__OBJECTIVE__: Output the material word for word. Leave each picture out.

--- begin RECORDS FOR THE TASK ---

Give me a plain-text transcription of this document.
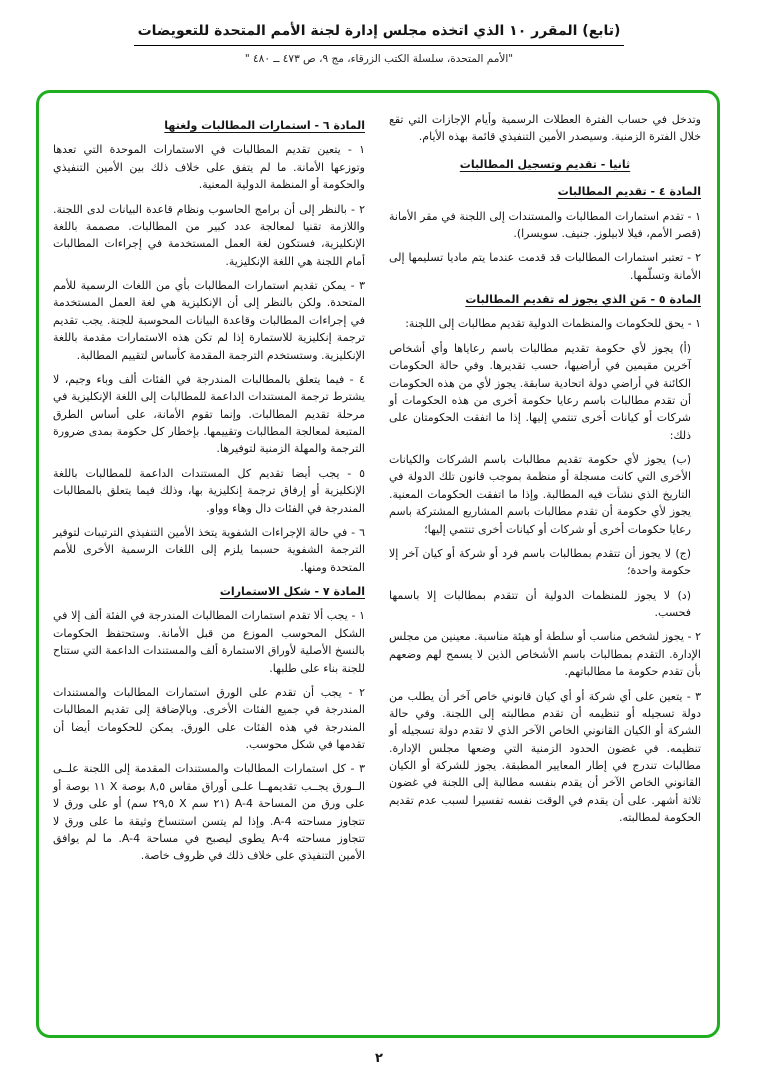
(تابع) المقرر ١٠ الذي اتخذه مجلس إدارة لجنة الأمم المتحدة للتعويضات
"الأمم المتحدة، سلسلة الكتب الزرقاء، مج ٩، ص ٤٧٣ ــ ٤٨٠ "
وتدخل في حساب الفترة العطلات الرسمية وأيام الإجازات التي تقع خلال الفترة الزمنية. وسيصدر الأمين التنفيذي قائمة بهذه الأيام.
ثانيا - تقديم وتسجيل المطالبات
المادة ٤ - تقديم المطالبات
١ - تقدم استمارات المطالبات والمستندات إلى اللجنة في مقر الأمانة (قصر الأمم، فيلا لابيلوز. جنيف. سويسرا).
٢ - تعتبر استمارات المطالبات قد قدمت عندما يتم ماديا تسليمها إلى الأمانة وتسلّمها.
المادة ٥ - مَن الذي يجوز له تقديم المطالبات
١ - يحق للحكومات والمنظمات الدولية تقديم مطالبات إلى اللجنة:
(أ) يجوز لأي حكومة تقديم مطالبات باسم رعاياها وأي أشخاص آخرين مقيمين في أراضيها، حسب تقديرها. وفي حالة الحكومات الكائنة في أراضي دولة اتحادية سابقة. يجوز لأي من هذه الحكومات أن تقدم مطالبات باسم رعايا حكومة أخرى من هذه الحكومات أو شركات أو كيانات أخرى تنتمي إليها. إذا ما اتفقت الحكومتان على ذلك:
(ب) يجوز لأي حكومة تقديم مطالبات باسم الشركات والكيانات الأخرى التي كانت مسجلة أو منظمة بموجب قانون تلك الدولة في التاريخ الذي نشأت فيه المطالبة. وإذا ما اتفقت الحكومات المعنية. يجوز لأي حكومة أن تقدم مطالبات باسم المشاريع المشتركة باسم رعايا حكومات أخرى أو شركات أو كيانات أخرى تنتمي إليها؛
(ج) لا يجوز أن تتقدم بمطالبات باسم فرد أو شركة أو كيان آخر إلا حكومة واحدة؛
(د) لا يجوز للمنظمات الدولية أن تتقدم بمطالبات إلا باسمها فحسب.
٢ - يجوز لشخص مناسب أو سلطة أو هيئة مناسبة. معينين من مجلس الإدارة. التقدم بمطالبات باسم الأشخاص الذين لا يسمح لهم وضعهم بأن تقدم حكومة ما مطالباتهم.
٣ - يتعين على أي شركة أو أي كيان قانوني خاص آخر أن يطلب من دولة تسجيله أو تنظيمه أن تقدم مطالبته إلى اللجنة. وفي حالة الشركة أو الكيان القانوني الخاص الآخر الذي لا تقدم دولة تسجيله أو تنظيمه. في غضون الحدود الزمنية التي وضعها مجلس الإدارة. مطالبات تندرج في إطار المعايير المطبقة. يجوز للشركة أو الكيان القانوني الخاص الآخر أن يقدم بنفسه مطالبة إلى اللجنة في غضون ثلاثة أشهر. على أن يقدم في الوقت نفسه تفسيرا لسبب عدم تقديم الحكومة لمطالبته.
المادة ٦ - استمارات المطالبات ولغتها
١ - يتعين تقديم المطالبات في الاستمارات الموحدة التي تعدها وتوزعها الأمانة. ما لم يتفق على خلاف ذلك بين الأمين التنفيذي والحكومة أو المنظمة الدولية المعنية.
٢ - بالنظر إلى أن برامج الحاسوب ونظام قاعدة البيانات لدى اللجنة. واللازمة تقنيا لمعالجة عدد كبير من المطالبات. مصممة باللغة الإنكليزية، فستكون لغة العمل المستخدمة في إجراءات المطالبات أمام اللجنة هي اللغة الإنكليزية.
٣ - يمكن تقديم استمارات المطالبات بأي من اللغات الرسمية للأمم المتحدة. ولكن بالنظر إلى أن الإنكليزية هي لغة العمل المستخدمة في إجراءات المطالبات وقاعدة البيانات المحوسبة للجنة. يجب تقديم ترجمة إنكليزية للاستمارة إذا لم تكن هذه الاستمارات مقدمة باللغة الإنكليزية. وستستخدم الترجمة المقدمة كأساس لتقييم المطالبة.
٤ - فيما يتعلق بالمطالبات المندرجة في الفئات ألف وباء وجيم، لا يشترط ترجمة المستندات الداعمة للمطالبات إلى اللغة الإنكليزية في مرحلة تقديم المطالبات. وإنما تقوم الأمانة، على أساس الطرق المتبعة لمعالجة المطالبات وتقييمها. بإخطار كل حكومة بمدى ضرورة الترجمة والمهلة الزمنية لتوفيرها.
٥ - يجب أيضا تقديم كل المستندات الداعمة للمطالبات باللغة الإنكليزية أو إرفاق ترجمة إنكليزية بها، وذلك فيما يتعلق بالمطالبات المندرجة في الفئات دال وهاء وواو.
٦ - في حالة الإجراءات الشفوية يتخذ الأمين التنفيذي الترتيبات لتوفير الترجمة الشفوية حسبما يلزم إلى اللغات الرسمية الأخرى للأمم المتحدة ومنها.
المادة ٧ - شكل الاستمارات
١ - يجب ألا تقدم استمارات المطالبات المندرجة في الفئة ألف إلا في الشكل المحوسب الموزع من قبل الأمانة. وستحتفظ الحكومات بالنسخ الأصلية لأوراق الاستمارة ألف والمستندات الداعمة التي ستتاح للجنة بناء على طلبها.
٢ - يجب أن تقدم على الورق استمارات المطالبات والمستندات المندرجة في جميع الفئات الأخرى. وبالإضافة إلى تقديم المطالبات المندرجة في هذه الفئات على الورق. يمكن للحكومات أيضا أن تقدمها في شكل محوسب.
٣ - كل استمارات المطالبات والمستندات المقدمة إلى اللجنة علــى الــورق يجــب تقديمهــا علـى أوراق مقاس ٨,٥ بوصة X ١١ بوصة أو على ورق من المساحة A-4 (٢١ سم X ٢٩,٥ سم) أو على ورق لا تتجاوز مساحته A-4. وإذا لم يتسن استنساخ وثيقة ما على ورق لا تتجاوز مساحته A-4 يطوى ليصبح في مساحة A-4. ما لم يوافق الأمين التنفيذي على خلاف ذلك في ظروف خاصة.
٢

--- end RECORDS FOR THE TASK ---

__FINISHED ANSWER__:
Give me a plain-text transcription of this document.
(تابع) المقرر ١٠ الذي اتخذه مجلس إدارة لجنة الأمم المتحدة للتعويضات
"الأمم المتحدة، سلسلة الكتب الزرقاء، مج ٩، ص ٤٧٣ ــ ٤٨٠ "
وتدخل في حساب الفترة العطلات الرسمية وأيام الإجازات التي تقع خلال الفترة الزمنية. وسيصدر الأمين التنفيذي قائمة بهذه الأيام.
ثانيا - تقديم وتسجيل المطالبات
المادة ٤ - تقديم المطالبات
١ - تقدم استمارات المطالبات والمستندات إلى اللجنة في مقر الأمانة (قصر الأمم، فيلا لابيلوز. جنيف. سويسرا).
٢ - تعتبر استمارات المطالبات قد قدمت عندما يتم ماديا تسليمها إلى الأمانة وتسلّمها.
المادة ٥ - مَن الذي يجوز له تقديم المطالبات
١ - يحق للحكومات والمنظمات الدولية تقديم مطالبات إلى اللجنة:
(أ) يجوز لأي حكومة تقديم مطالبات باسم رعاياها وأي أشخاص آخرين مقيمين في أراضيها، حسب تقديرها. وفي حالة الحكومات الكائنة في أراضي دولة اتحادية سابقة. يجوز لأي من هذه الحكومات أن تقدم مطالبات باسم رعايا حكومة أخرى من هذه الحكومات أو شركات أو كيانات أخرى تنتمي إليها. إذا ما اتفقت الحكومتان على ذلك:
(ب) يجوز لأي حكومة تقديم مطالبات باسم الشركات والكيانات الأخرى التي كانت مسجلة أو منظمة بموجب قانون تلك الدولة في التاريخ الذي نشأت فيه المطالبة. وإذا ما اتفقت الحكومات المعنية. يجوز لأي حكومة أن تقدم مطالبات باسم المشاريع المشتركة باسم رعايا حكومات أخرى أو شركات أو كيانات أخرى تنتمي إليها؛
(ج) لا يجوز أن تتقدم بمطالبات باسم فرد أو شركة أو كيان آخر إلا حكومة واحدة؛
(د) لا يجوز للمنظمات الدولية أن تتقدم بمطالبات إلا باسمها فحسب.
٢ - يجوز لشخص مناسب أو سلطة أو هيئة مناسبة. معينين من مجلس الإدارة. التقدم بمطالبات باسم الأشخاص الذين لا يسمح لهم وضعهم بأن تقدم حكومة ما مطالباتهم.
٣ - يتعين على أي شركة أو أي كيان قانوني خاص آخر أن يطلب من دولة تسجيله أو تنظيمه أن تقدم مطالبته إلى اللجنة. وفي حالة الشركة أو الكيان القانوني الخاص الآخر الذي لا تقدم دولة تسجيله أو تنظيمه. في غضون الحدود الزمنية التي وضعها مجلس الإدارة. مطالبات تندرج في إطار المعايير المطبقة. يجوز للشركة أو الكيان القانوني الخاص الآخر أن يقدم بنفسه مطالبة إلى اللجنة في غضون ثلاثة أشهر. على أن يقدم في الوقت نفسه تفسيرا لسبب عدم تقديم الحكومة لمطالبته.
المادة ٦ - استمارات المطالبات ولغتها
١ - يتعين تقديم المطالبات في الاستمارات الموحدة التي تعدها وتوزعها الأمانة. ما لم يتفق على خلاف ذلك بين الأمين التنفيذي والحكومة أو المنظمة الدولية المعنية.
٢ - بالنظر إلى أن برامج الحاسوب ونظام قاعدة البيانات لدى اللجنة. واللازمة تقنيا لمعالجة عدد كبير من المطالبات. مصممة باللغة الإنكليزية، فستكون لغة العمل المستخدمة في إجراءات المطالبات أمام اللجنة هي اللغة الإنكليزية.
٣ - يمكن تقديم استمارات المطالبات بأي من اللغات الرسمية للأمم المتحدة. ولكن بالنظر إلى أن الإنكليزية هي لغة العمل المستخدمة في إجراءات المطالبات وقاعدة البيانات المحوسبة للجنة. يجب تقديم ترجمة إنكليزية للاستمارة إذا لم تكن هذه الاستمارات مقدمة باللغة الإنكليزية. وستستخدم الترجمة المقدمة كأساس لتقييم المطالبة.
٤ - فيما يتعلق بالمطالبات المندرجة في الفئات ألف وباء وجيم، لا يشترط ترجمة المستندات الداعمة للمطالبات إلى اللغة الإنكليزية في مرحلة تقديم المطالبات. وإنما تقوم الأمانة، على أساس الطرق المتبعة لمعالجة المطالبات وتقييمها. بإخطار كل حكومة بمدى ضرورة الترجمة والمهلة الزمنية لتوفيرها.
٥ - يجب أيضا تقديم كل المستندات الداعمة للمطالبات باللغة الإنكليزية أو إرفاق ترجمة إنكليزية بها، وذلك فيما يتعلق بالمطالبات المندرجة في الفئات دال وهاء وواو.
٦ - في حالة الإجراءات الشفوية يتخذ الأمين التنفيذي الترتيبات لتوفير الترجمة الشفوية حسبما يلزم إلى اللغات الرسمية الأخرى للأمم المتحدة ومنها.
المادة ٧ - شكل الاستمارات
١ - يجب ألا تقدم استمارات المطالبات المندرجة في الفئة ألف إلا في الشكل المحوسب الموزع من قبل الأمانة. وستحتفظ الحكومات بالنسخ الأصلية لأوراق الاستمارة ألف والمستندات الداعمة التي ستتاح للجنة بناء على طلبها.
٢ - يجب أن تقدم على الورق استمارات المطالبات والمستندات المندرجة في جميع الفئات الأخرى. وبالإضافة إلى تقديم المطالبات المندرجة في هذه الفئات على الورق. يمكن للحكومات أيضا أن تقدمها في شكل محوسب.
٣ - كل استمارات المطالبات والمستندات المقدمة إلى اللجنة علــى الــورق يجــب تقديمهــا علـى أوراق مقاس ٨,٥ بوصة X ١١ بوصة أو على ورق من المساحة A-4 (٢١ سم X ٢٩,٥ سم) أو على ورق لا تتجاوز مساحته A-4. وإذا لم يتسن استنساخ وثيقة ما على ورق لا تتجاوز مساحته A-4 يطوى ليصبح في مساحة A-4. ما لم يوافق الأمين التنفيذي على خلاف ذلك في ظروف خاصة.
٢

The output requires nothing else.